Do not copy the pictures; transcribe all other material exactly.
_ _ _
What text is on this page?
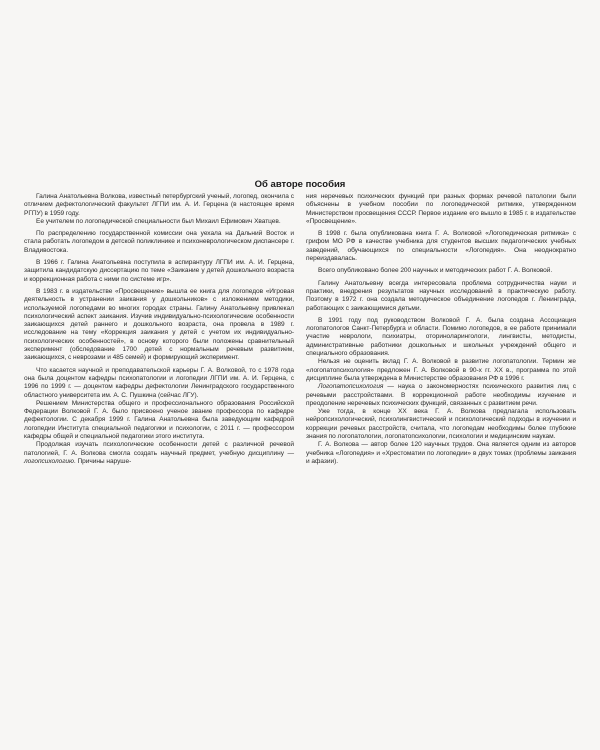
Об авторе пособия

Галина Анатольевна Волкова, известный петербургский ученый, логопед, окончила с отличием дефектологический факультет ЛГПИ им. А. И. Герцена (в настоящее время РГПУ) в 1959 году.

Ее учителем по логопедической специальности был Михаил Ефимович Хватцев.

По распределению государственной комиссии она уехала на Дальний Восток и стала работать логопедом в детской поликлинике и психоневрологическом диспансере г. Владивостока.

В 1966 г. Галина Анатольевна поступила в аспирантуру ЛГПИ им. А. И. Герцена, защитила кандидатскую диссертацию по теме «Заикание у детей дошкольного возраста и коррекционная работа с ними по системе игр».

В 1983 г. в издательстве «Просвещение» вышла ее книга для логопедов «Игровая деятельность в устранении заикания у дошкольников» с изложением методики, используемой логопедами во многих городах страны. Галину Анатольевну привлекал психологический аспект заикания. Изучив индивидуально-психологические особенности заикающихся детей раннего и дошкольного возраста, она провела в 1989 г. исследование на тему «Коррекция заикания у детей с учетом их индивидуально-психологических особенностей», в основу которого были положены сравнительный эксперимент (обследование 1700 детей с нормальным речевым развитием, заикающихся, с неврозами и 485 семей) и формирующий эксперимент.

Что касается научной и преподавательской карьеры Г. А. Волковой, то с 1978 года она была доцентом кафедры психопатологии и логопедии ЛГПИ им. А. И. Герцена, с 1996 по 1999 г. — доцентом кафедры дефектологии Ленинградского государственного областного университета им. А. С. Пушкина (сейчас ЛГУ).

Решением Министерства общего и профессионального образования Российской Федерации Волковой Г. А. было присвоено ученое звание профессора по кафедре дефектологии. С декабря 1999 г. Галина Анатольевна была заведующим кафедрой логопедии Института специальной педагогики и психологии, с 2011 г. — профессором кафедры общей и специальной педагогики этого института.

Продолжая изучать психологические особенности детей с различной речевой патологией, Г. А. Волкова смогла создать научный предмет, учебную дисциплину — логопсихологию. Причины наруше-

ния неречевых психических функций при разных формах речевой патологии были объяснены в учебном пособии по логопедической ритмике, утвержденном Министерством просвещения СССР. Первое издание его вышло в 1985 г. в издательстве «Просвещение».

В 1998 г. была опубликована книга Г. А. Волковой «Логопедическая ритмика» с грифом МО РФ в качестве учебника для студентов высших педагогических учебных заведений, обучающихся по специальности «Логопедия». Она неоднократно переиздавалась.

Всего опубликовано более 200 научных и методических работ Г. А. Волковой.

Галину Анатольевну всегда интересовала проблема сотрудничества науки и практики, внедрения результатов научных исследований в практическую работу. Поэтому в 1972 г. она создала методическое объединение логопедов г. Ленинграда, работающих с заикающимися детьми.

В 1991 году под руководством Волковой Г. А. была создана Ассоциация логопатологов Санкт-Петербурга и области. Помимо логопедов, в ее работе принимали участие неврологи, психиатры, оториноларингологи, лингвисты, методисты, административные работники дошкольных и школьных учреждений общего и специального образования.

Нельзя не оценить вклад Г. А. Волковой в развитие логопатологии. Термин же «логопатопсихология» предложен Г. А. Волковой в 90-х гг. XX в., программа по этой дисциплине была утверждена в Министерстве образования РФ в 1996 г.

Логопатопсихология — наука о закономерностях психического развития лиц с речевыми расстройствами. В коррекционной работе необходимы изучение и преодоление неречевых психических функций, связанных с развитием речи.

Уже тогда, в конце XX века Г. А. Волкова предлагала использовать нейропсихологический, психолингвистический и психологический подходы в изучении и коррекции речевых расстройств, считала, что логопедам необходимы более глубокие знания по логопатологии, логопатопсихологии, психологии и медицинским наукам.

Г. А. Волкова — автор более 120 научных трудов. Она является одним из авторов учебника «Логопедия» и «Хрестоматии по логопедии» в двух томах (проблемы заикания и афазии).
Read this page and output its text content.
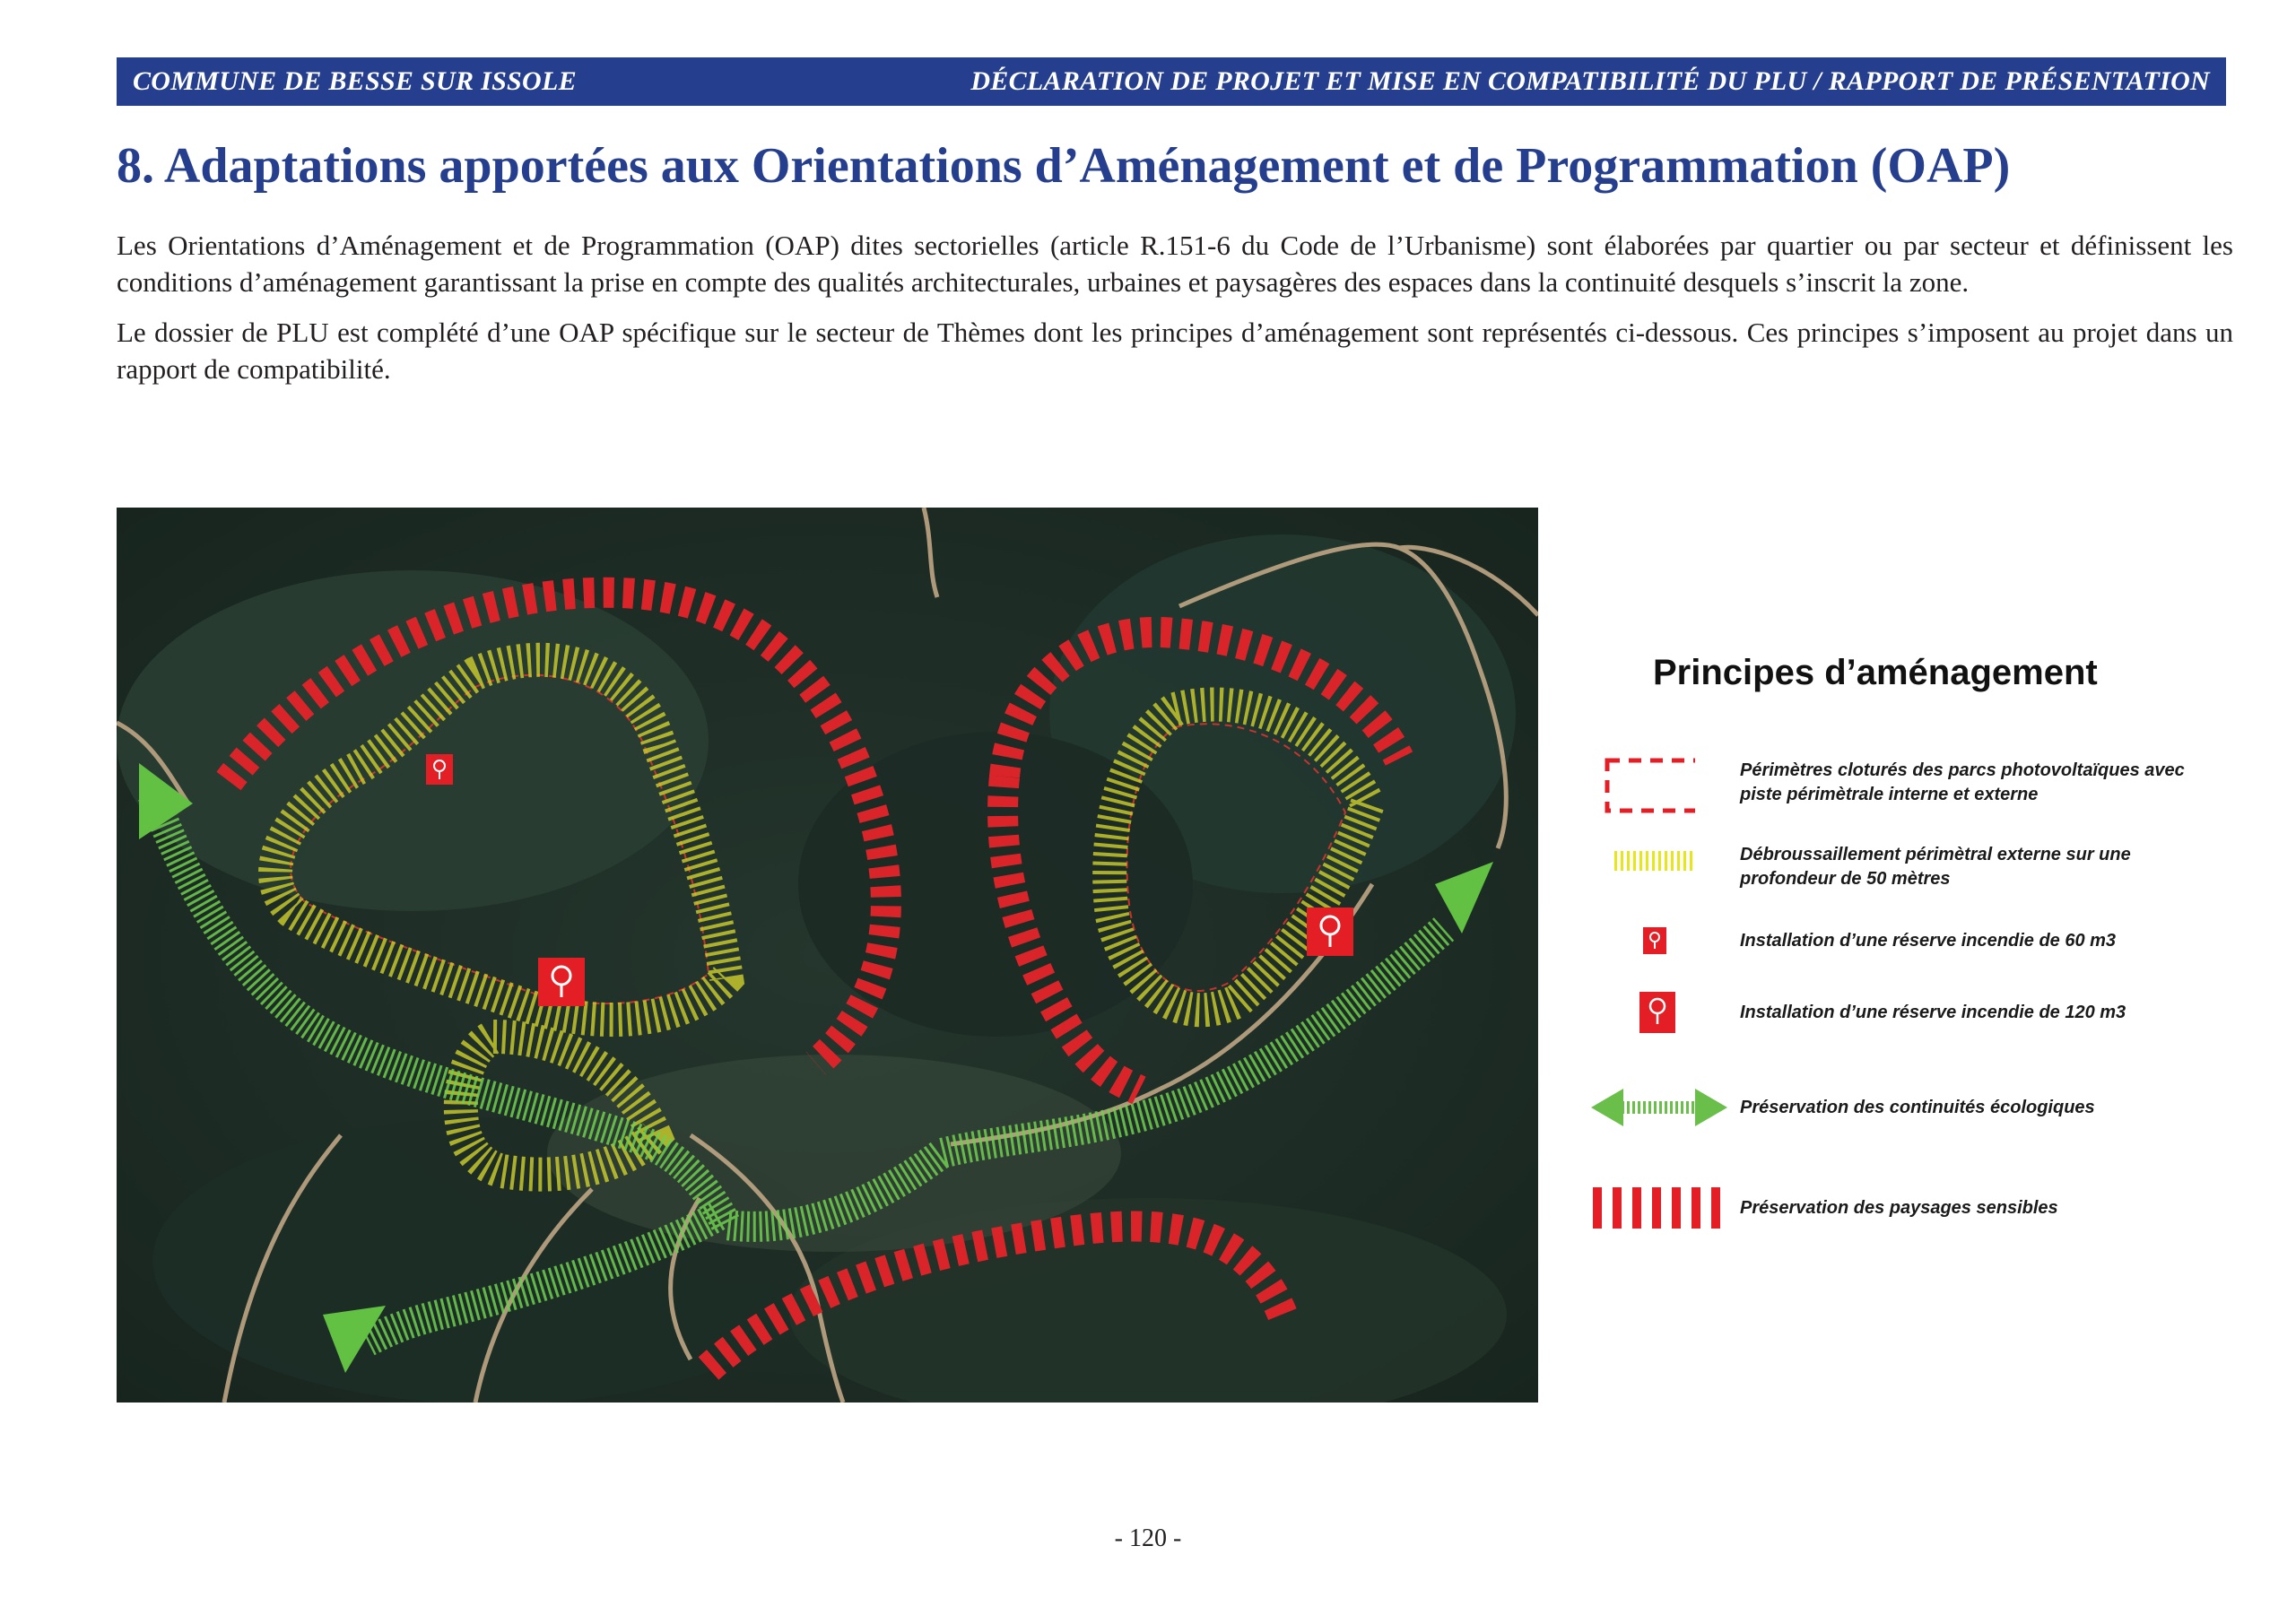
COMMUNE DE BESSE SUR ISSOLE	DÉCLARATION DE PROJET ET MISE EN COMPATIBILITÉ DU PLU / RAPPORT DE PRÉSENTATION
8. Adaptations apportées aux Orientations d’Aménagement et de Programmation (OAP)

Les Orientations d’Aménagement et de Programmation (OAP) dites sectorielles (article R.151-6 du Code de l’Urbanisme) sont élaborées par quartier ou par secteur et définissent les conditions d’aménagement garantissant la prise en compte des qualités architecturales, urbaines et paysagères des espaces dans la continuité desquels s’inscrit la zone.

Le dossier de PLU est complété d’une OAP spécifique sur le secteur de Thèmes dont les principes d’aménagement sont représentés ci-dessous. Ces principes s’imposent au projet dans un rapport de compatibilité.

Principes d’aménagement
Périmètres cloturés des parcs photovoltaïques avec
piste périmètrale interne et externe
Débroussaillement périmètral externe sur une
profondeur de 50 mètres
Installation d’une réserve incendie de 60 m3
Installation d’une réserve incendie de 120 m3
Préservation des continuités écologiques
Préservation des paysages sensibles
- 120 -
_ _ _
▸ **Correct result**
What text is on this page?
Об авторе пособия

Галина Анатольевна Волкова, известный петербургский ученый, логопед, окончила с отличием дефектологический факультет ЛГПИ им. А. И. Герцена (в настоящее время РГПУ) в 1959 году.

Ее учителем по логопедической специальности был Михаил Ефимович Хватцев.

По распределению государственной комиссии она уехала на Дальний Восток и стала работать логопедом в детской поликлинике и психоневрологическом диспансере г. Владивостока.

В 1966 г. Галина Анатольевна поступила в аспирантуру ЛГПИ им. А. И. Герцена, защитила кандидатскую диссертацию по теме «Заикание у детей дошкольного возраста и коррекционная работа с ними по системе игр».

В 1983 г. в издательстве «Просвещение» вышла ее книга для логопедов «Игровая деятельность в устранении заикания у дошкольников» с изложением методики, используемой логопедами во многих городах страны. Галину Анатольевну привлекал психологический аспект заикания. Изучив индивидуально-психологические особенности заикающихся детей раннего и дошкольного возраста, она провела в 1989 г. исследование на тему «Коррекция заикания у детей с учетом их индивидуально-психологических особенностей», в основу которого были положены сравнительный эксперимент (обследование 1700 детей с нормальным речевым развитием, заикающихся, с неврозами и 485 семей) и формирующий эксперимент.

Что касается научной и преподавательской карьеры Г. А. Волковой, то с 1978 года она была доцентом кафедры психопатологии и логопедии ЛГПИ им. А. И. Герцена, с 1996 по 1999 г. — доцентом кафедры дефектологии Ленинградского государственного областного университета им. А. С. Пушкина (сейчас ЛГУ).

Решением Министерства общего и профессионального образования Российской Федерации Волковой Г. А. было присвоено ученое звание профессора по кафедре дефектологии. С декабря 1999 г. Галина Анатольевна была заведующим кафедрой логопедии Института специальной педагогики и психологии, с 2011 г. — профессором кафедры общей и специальной педагогики этого института.

Продолжая изучать психологические особенности детей с различной речевой патологией, Г. А. Волкова смогла создать научный предмет, учебную дисциплину — логопсихологию. Причины наруше-

ния неречевых психических функций при разных формах речевой патологии были объяснены в учебном пособии по логопедической ритмике, утвержденном Министерством просвещения СССР. Первое издание его вышло в 1985 г. в издательстве «Просвещение».

В 1998 г. была опубликована книга Г. А. Волковой «Логопедическая ритмика» с грифом МО РФ в качестве учебника для студентов высших педагогических учебных заведений, обучающихся по специальности «Логопедия». Она неоднократно переиздавалась.

Всего опубликовано более 200 научных и методических работ Г. А. Волковой.

Галину Анатольевну всегда интересовала проблема сотрудничества науки и практики, внедрения результатов научных исследований в практическую работу. Поэтому в 1972 г. она создала методическое объединение логопедов г. Ленинграда, работающих с заикающимися детьми.

В 1991 году под руководством Волковой Г. А. была создана Ассоциация логопатологов Санкт-Петербурга и области. Помимо логопедов, в ее работе принимали участие неврологи, психиатры, оториноларингологи, лингвисты, методисты, административные работники дошкольных и школьных учреждений общего и специального образования.

Нельзя не оценить вклад Г. А. Волковой в развитие логопатологии. Термин же «логопатопсихология» предложен Г. А. Волковой в 90-х гг. XX в., программа по этой дисциплине была утверждена в Министерстве образования РФ в 1996 г.

Логопатопсихология — наука о закономерностях психического развития лиц с речевыми расстройствами. В коррекционной работе необходимы изучение и преодоление неречевых психических функций, связанных с развитием речи.

Уже тогда, в конце XX века Г. А. Волкова предлагала использовать нейропсихологический, психолингвистический и психологический подходы в изучении и коррекции речевых расстройств, считала, что логопедам необходимы более глубокие знания по логопатологии, логопатопсихологии, психологии и медицинским наукам.

Г. А. Волкова — автор более 120 научных трудов. Она является одним из авторов учебника «Логопедия» и «Хрестоматии по логопедии» в двух томах (проблемы заикания и афазии).
Read this page and output its text content.
COMMUNE DE BESSE SUR ISSOLE	DÉCLARATION DE PROJET ET MISE EN COMPATIBILITÉ DU PLU / RAPPORT DE PRÉSENTATION
8. Adaptations apportées aux Orientations d’Aménagement et de Programmation (OAP)

Les Orientations d’Aménagement et de Programmation (OAP) dites sectorielles (article R.151-6 du Code de l’Urbanisme) sont élaborées par quartier ou par secteur et définissent les conditions d’aménagement garantissant la prise en compte des qualités architecturales, urbaines et paysagères des espaces dans la continuité desquels s’inscrit la zone.

Le dossier de PLU est complété d’une OAP spécifique sur le secteur de Thèmes dont les principes d’aménagement sont représentés ci-dessous. Ces principes s’imposent au projet dans un rapport de compatibilité.

Principes d’aménagement
Périmètres cloturés des parcs photovoltaïques avec
piste périmètrale interne et externe
Débroussaillement périmètral externe sur une
profondeur de 50 mètres
Installation d’une réserve incendie de 60 m3
Installation d’une réserve incendie de 120 m3
Préservation des continuités écologiques
Préservation des paysages sensibles
- 120 -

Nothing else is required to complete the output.